◆ **What you should do**: From the listing below, extract each line containing the string "data".

◆ **Records shown**:
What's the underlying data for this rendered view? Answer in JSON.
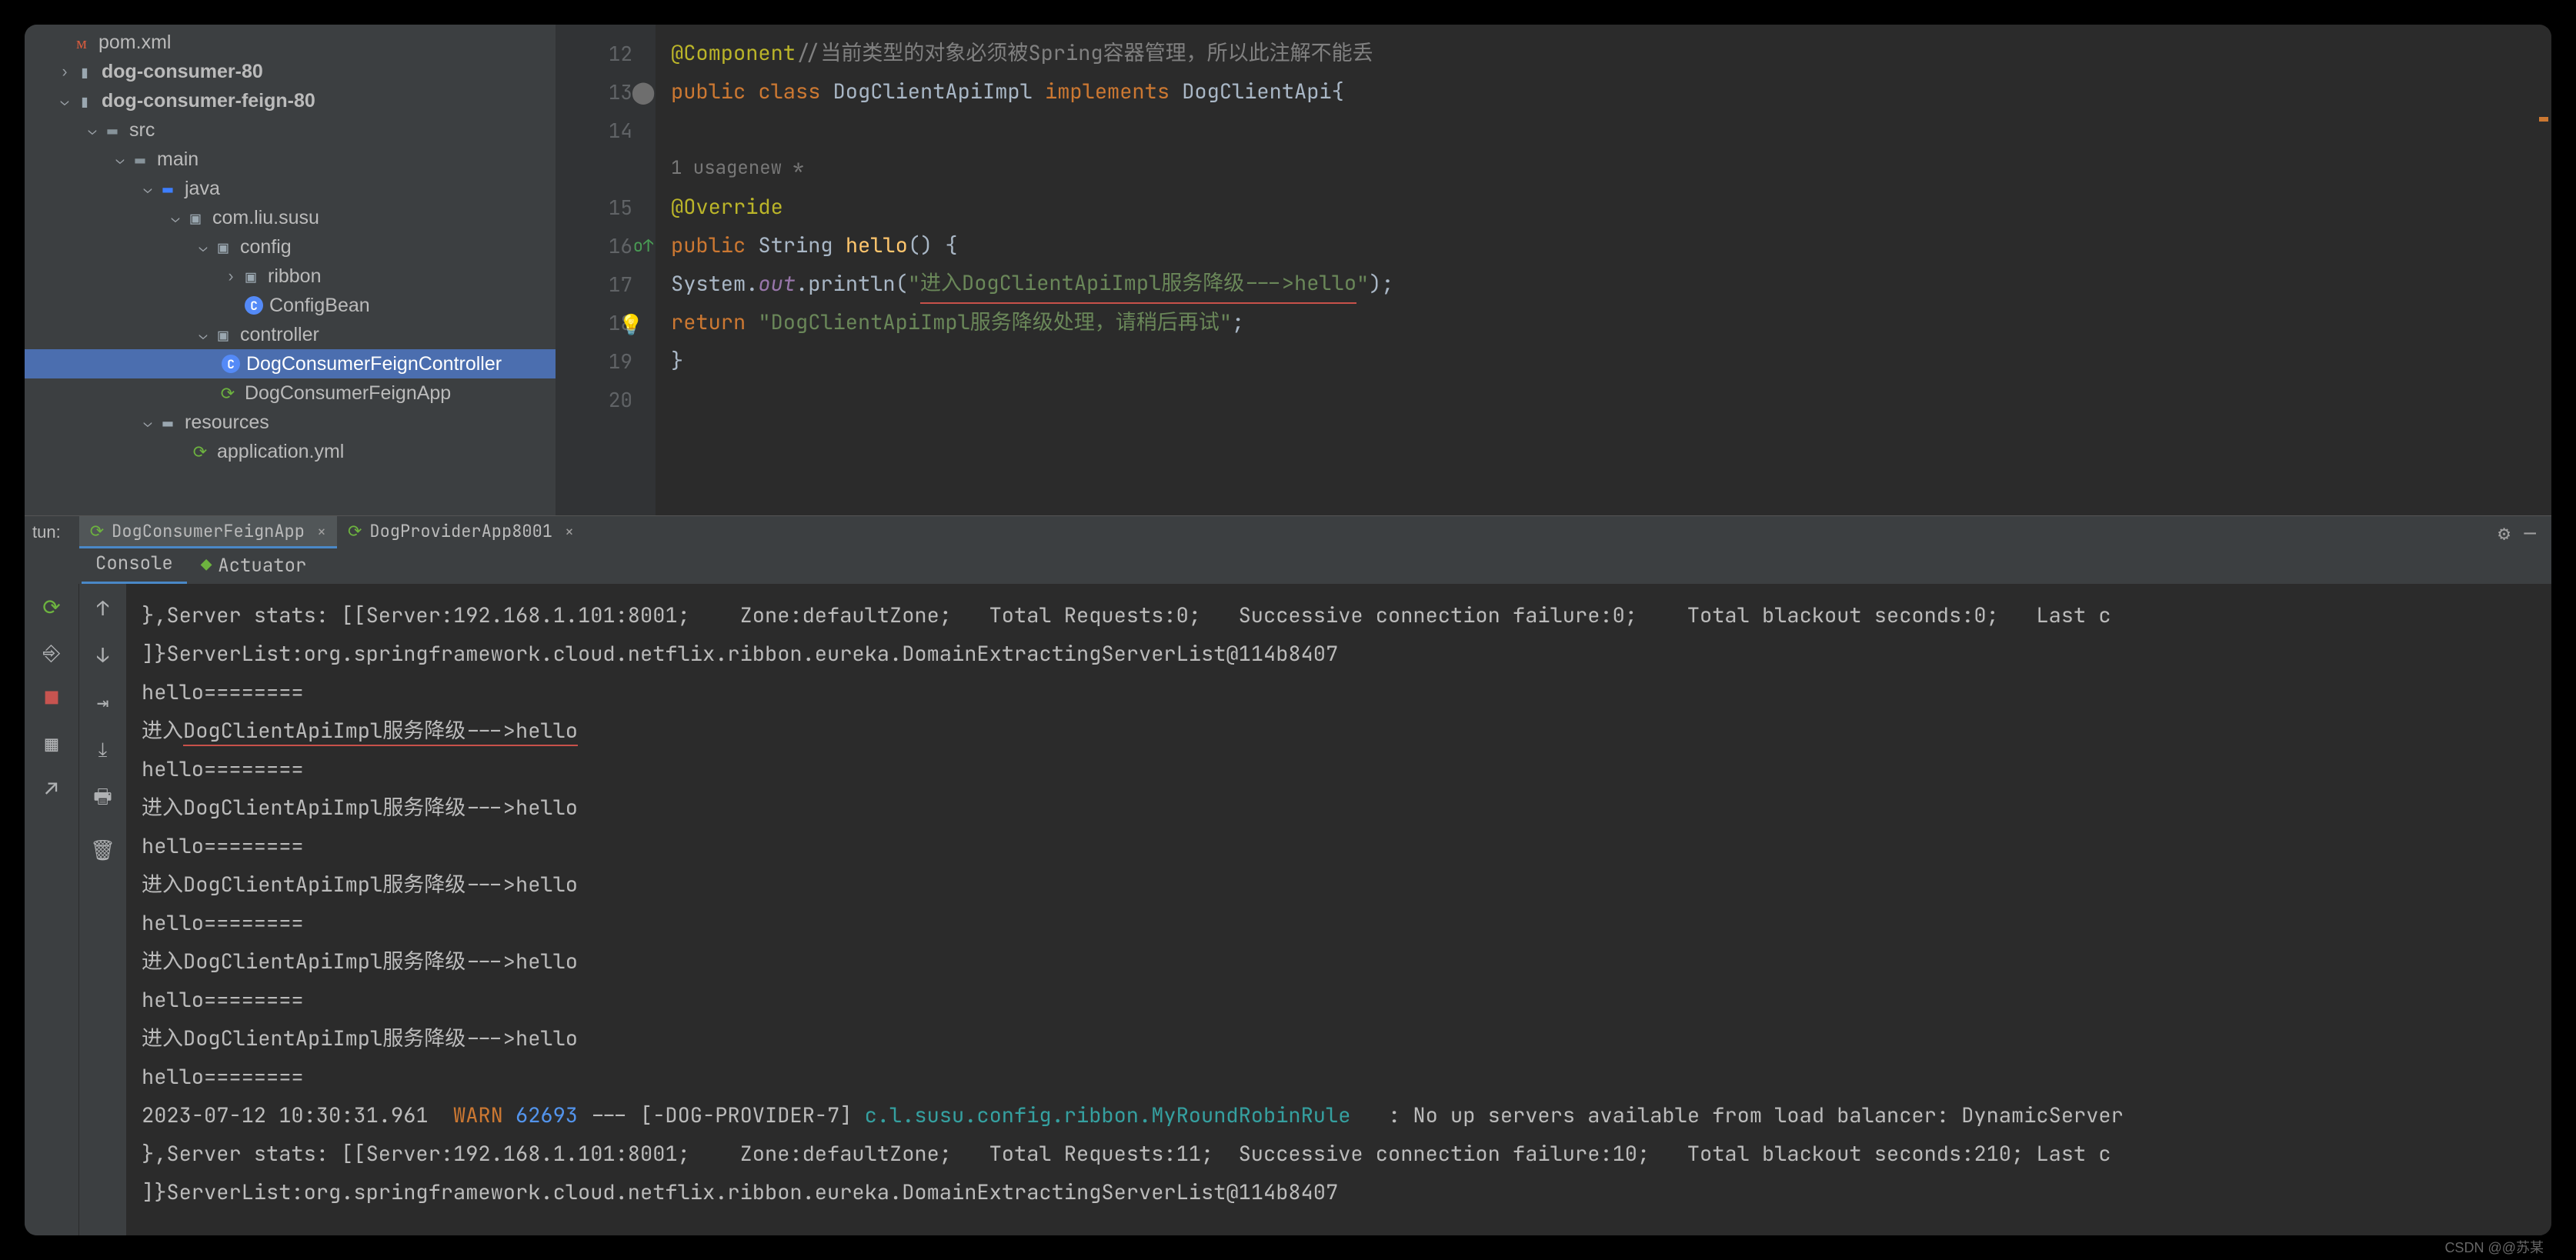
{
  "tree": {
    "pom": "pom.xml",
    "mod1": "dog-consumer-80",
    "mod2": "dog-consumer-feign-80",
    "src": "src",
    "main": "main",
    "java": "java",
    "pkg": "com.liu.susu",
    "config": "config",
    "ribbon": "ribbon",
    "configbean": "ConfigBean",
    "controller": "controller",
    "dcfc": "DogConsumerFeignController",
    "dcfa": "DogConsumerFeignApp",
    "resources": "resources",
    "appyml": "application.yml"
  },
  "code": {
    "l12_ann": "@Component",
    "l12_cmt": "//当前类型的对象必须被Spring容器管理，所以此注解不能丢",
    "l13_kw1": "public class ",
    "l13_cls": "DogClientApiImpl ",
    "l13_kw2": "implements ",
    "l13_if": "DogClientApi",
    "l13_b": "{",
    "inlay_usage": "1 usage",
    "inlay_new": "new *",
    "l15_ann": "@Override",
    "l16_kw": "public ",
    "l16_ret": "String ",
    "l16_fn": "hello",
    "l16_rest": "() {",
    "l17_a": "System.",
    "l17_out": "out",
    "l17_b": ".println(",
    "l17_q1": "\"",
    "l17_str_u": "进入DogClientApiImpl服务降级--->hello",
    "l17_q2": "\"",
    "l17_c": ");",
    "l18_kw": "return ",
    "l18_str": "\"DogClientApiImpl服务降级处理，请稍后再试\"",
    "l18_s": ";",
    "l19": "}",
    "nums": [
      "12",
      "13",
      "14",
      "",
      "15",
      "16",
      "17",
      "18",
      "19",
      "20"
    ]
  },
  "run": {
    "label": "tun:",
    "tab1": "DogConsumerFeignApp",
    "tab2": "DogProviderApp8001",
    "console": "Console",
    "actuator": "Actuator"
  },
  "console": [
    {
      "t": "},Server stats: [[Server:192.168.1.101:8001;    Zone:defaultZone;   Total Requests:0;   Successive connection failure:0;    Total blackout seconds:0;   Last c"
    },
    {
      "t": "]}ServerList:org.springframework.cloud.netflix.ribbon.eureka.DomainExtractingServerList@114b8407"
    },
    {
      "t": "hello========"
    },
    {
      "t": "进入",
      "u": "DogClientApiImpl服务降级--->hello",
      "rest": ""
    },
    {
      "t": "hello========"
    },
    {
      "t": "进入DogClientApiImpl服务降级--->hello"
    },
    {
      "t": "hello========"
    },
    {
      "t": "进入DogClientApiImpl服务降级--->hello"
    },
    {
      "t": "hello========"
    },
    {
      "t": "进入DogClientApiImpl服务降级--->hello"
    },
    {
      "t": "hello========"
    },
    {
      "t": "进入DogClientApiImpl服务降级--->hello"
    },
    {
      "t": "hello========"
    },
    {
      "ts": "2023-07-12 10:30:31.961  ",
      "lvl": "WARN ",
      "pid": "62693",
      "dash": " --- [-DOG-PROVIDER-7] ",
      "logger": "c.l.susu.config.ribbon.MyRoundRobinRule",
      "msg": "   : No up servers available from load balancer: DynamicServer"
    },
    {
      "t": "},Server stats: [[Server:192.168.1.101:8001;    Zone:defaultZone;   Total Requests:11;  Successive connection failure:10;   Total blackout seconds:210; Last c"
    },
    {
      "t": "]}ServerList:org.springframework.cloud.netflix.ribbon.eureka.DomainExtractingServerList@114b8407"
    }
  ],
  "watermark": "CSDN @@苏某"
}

...

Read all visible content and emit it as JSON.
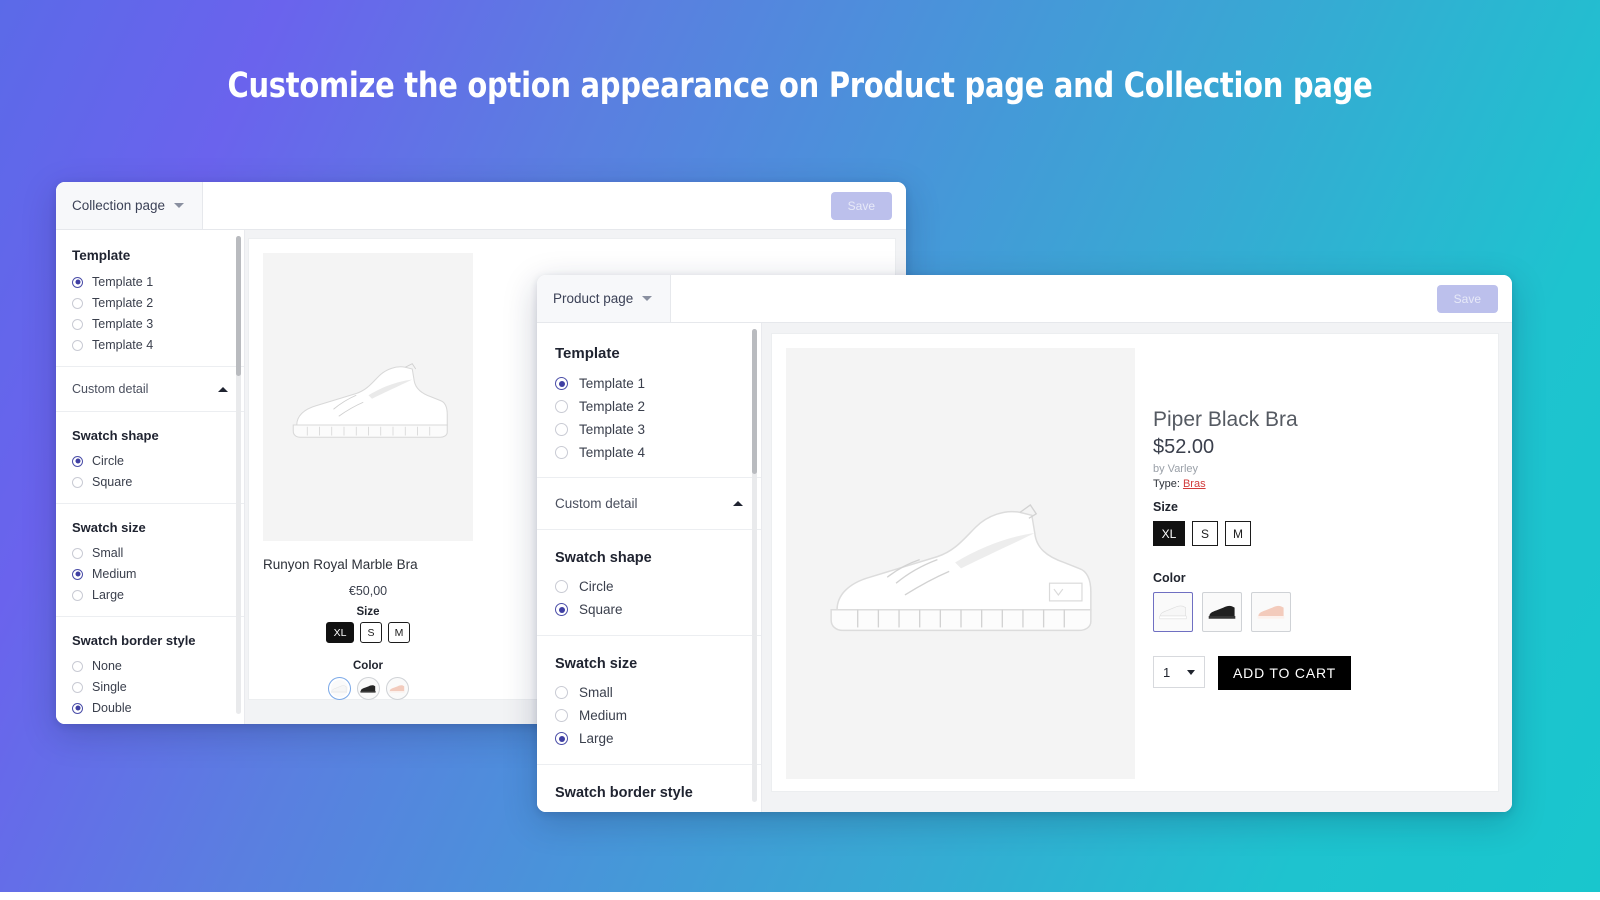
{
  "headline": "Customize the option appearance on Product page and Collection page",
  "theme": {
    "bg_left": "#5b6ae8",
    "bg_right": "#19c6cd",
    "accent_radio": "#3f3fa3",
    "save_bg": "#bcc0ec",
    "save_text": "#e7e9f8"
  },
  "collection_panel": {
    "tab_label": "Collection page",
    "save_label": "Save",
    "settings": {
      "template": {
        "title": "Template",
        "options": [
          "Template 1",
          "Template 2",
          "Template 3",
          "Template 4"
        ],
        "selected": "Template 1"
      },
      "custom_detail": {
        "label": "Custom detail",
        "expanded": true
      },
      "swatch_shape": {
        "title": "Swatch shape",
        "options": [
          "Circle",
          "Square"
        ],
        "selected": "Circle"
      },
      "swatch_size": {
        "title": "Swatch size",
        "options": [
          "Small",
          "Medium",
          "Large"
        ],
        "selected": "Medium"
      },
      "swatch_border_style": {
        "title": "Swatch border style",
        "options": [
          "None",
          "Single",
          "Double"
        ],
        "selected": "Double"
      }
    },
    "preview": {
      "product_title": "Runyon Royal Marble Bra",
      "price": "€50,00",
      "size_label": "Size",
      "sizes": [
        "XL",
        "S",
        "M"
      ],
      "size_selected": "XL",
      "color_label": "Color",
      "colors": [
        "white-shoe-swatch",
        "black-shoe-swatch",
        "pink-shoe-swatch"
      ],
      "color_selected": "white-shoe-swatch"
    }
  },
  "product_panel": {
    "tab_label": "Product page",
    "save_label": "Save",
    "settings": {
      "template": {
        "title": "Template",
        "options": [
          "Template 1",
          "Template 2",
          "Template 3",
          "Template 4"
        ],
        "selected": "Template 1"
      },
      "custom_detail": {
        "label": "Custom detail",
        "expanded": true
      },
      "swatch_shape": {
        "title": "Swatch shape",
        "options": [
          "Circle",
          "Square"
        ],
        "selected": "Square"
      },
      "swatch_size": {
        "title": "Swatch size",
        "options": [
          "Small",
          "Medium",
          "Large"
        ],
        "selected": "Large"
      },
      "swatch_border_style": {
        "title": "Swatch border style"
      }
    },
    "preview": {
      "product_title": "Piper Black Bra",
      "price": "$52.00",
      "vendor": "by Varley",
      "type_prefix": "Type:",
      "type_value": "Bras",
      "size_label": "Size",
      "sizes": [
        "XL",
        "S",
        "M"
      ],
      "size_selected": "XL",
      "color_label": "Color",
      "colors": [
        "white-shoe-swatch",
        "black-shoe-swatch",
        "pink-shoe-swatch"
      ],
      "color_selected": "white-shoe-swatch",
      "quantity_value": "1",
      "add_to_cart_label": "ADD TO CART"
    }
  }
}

...

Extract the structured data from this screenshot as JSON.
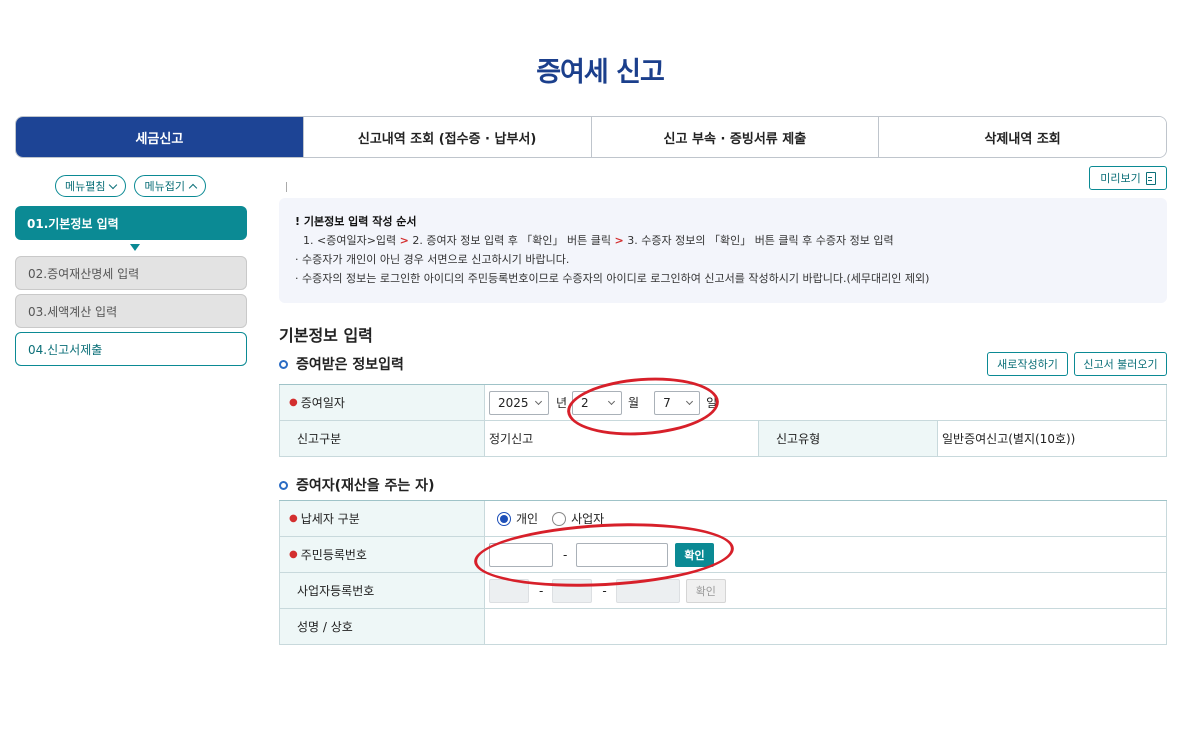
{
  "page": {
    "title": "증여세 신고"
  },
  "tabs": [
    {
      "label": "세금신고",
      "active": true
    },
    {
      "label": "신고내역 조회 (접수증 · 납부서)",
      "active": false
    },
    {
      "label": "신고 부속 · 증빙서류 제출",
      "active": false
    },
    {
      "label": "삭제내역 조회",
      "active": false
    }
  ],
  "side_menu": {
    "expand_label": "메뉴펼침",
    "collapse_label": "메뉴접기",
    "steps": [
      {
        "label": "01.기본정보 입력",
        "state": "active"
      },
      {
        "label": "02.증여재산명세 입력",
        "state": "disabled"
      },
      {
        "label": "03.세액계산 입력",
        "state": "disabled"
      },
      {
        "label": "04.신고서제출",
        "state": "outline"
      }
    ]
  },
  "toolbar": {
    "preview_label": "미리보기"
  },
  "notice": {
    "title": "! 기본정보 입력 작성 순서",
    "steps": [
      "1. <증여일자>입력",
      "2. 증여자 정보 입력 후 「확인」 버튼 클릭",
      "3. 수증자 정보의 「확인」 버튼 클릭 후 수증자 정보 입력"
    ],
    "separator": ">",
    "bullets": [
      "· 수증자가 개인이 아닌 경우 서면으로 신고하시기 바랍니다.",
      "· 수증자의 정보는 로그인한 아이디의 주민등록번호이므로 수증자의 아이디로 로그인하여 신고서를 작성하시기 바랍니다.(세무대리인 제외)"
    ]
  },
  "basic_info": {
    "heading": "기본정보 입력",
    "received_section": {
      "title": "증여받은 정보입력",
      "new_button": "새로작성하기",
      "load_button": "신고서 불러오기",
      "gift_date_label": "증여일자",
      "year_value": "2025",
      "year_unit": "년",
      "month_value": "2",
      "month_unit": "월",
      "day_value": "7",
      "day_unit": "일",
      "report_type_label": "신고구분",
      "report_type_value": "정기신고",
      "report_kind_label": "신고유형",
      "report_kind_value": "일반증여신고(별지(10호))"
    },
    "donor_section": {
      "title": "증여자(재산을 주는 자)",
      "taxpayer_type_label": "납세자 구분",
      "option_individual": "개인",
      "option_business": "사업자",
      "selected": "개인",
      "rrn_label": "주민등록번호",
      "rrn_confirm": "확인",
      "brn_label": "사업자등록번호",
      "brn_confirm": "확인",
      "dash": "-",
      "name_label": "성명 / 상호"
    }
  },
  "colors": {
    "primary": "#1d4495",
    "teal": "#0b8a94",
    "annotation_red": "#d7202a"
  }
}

◆ **In response**:
What's the underlying data for this rendered view? Answer in JSON.
Extract the structured data from this screenshot as JSON.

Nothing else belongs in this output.